§ **Working data**:
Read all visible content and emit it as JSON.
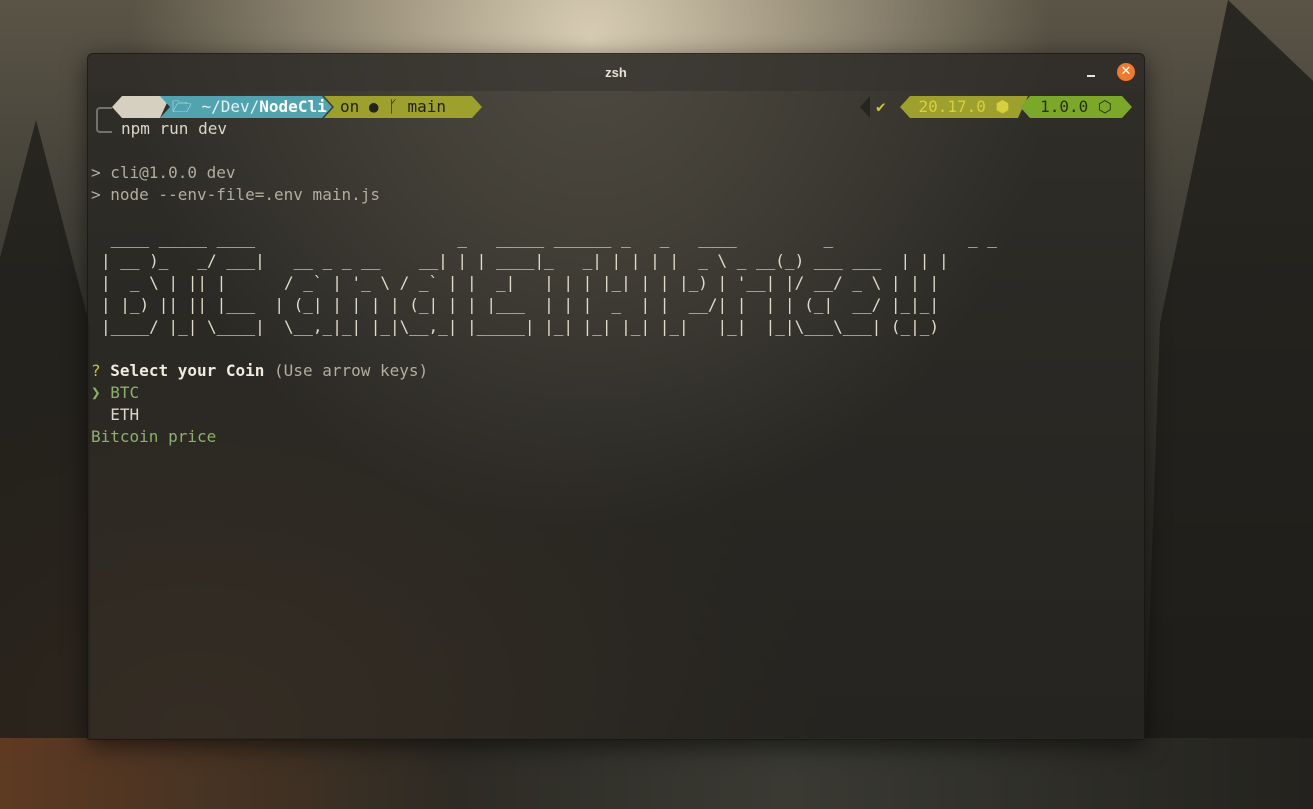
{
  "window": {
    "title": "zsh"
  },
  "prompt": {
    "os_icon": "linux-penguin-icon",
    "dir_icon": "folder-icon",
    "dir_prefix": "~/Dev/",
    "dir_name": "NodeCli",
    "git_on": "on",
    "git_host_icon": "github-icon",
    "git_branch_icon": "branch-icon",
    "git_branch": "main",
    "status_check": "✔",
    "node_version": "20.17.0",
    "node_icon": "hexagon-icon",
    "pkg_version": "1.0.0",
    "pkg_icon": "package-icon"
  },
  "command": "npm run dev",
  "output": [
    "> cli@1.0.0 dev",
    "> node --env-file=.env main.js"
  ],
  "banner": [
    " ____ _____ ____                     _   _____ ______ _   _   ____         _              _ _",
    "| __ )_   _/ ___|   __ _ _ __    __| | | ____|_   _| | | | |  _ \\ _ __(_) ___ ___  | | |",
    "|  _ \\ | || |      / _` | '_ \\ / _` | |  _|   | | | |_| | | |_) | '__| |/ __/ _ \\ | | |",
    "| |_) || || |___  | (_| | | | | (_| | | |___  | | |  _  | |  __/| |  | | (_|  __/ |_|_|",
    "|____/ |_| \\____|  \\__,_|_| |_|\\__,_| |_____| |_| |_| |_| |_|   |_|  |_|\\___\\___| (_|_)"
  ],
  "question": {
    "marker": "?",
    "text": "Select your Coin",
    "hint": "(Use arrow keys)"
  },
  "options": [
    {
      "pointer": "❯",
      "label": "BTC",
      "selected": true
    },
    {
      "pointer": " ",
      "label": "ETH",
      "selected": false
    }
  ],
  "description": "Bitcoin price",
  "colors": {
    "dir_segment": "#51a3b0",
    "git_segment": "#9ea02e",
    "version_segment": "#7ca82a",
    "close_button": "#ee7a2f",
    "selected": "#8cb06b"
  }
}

§ **Direction**:
Scan the lines for the string "main". Copy out each line that matches.

§ **Worked solution**:
    "git_branch": "main",
    "> node --env-file=.env main.js"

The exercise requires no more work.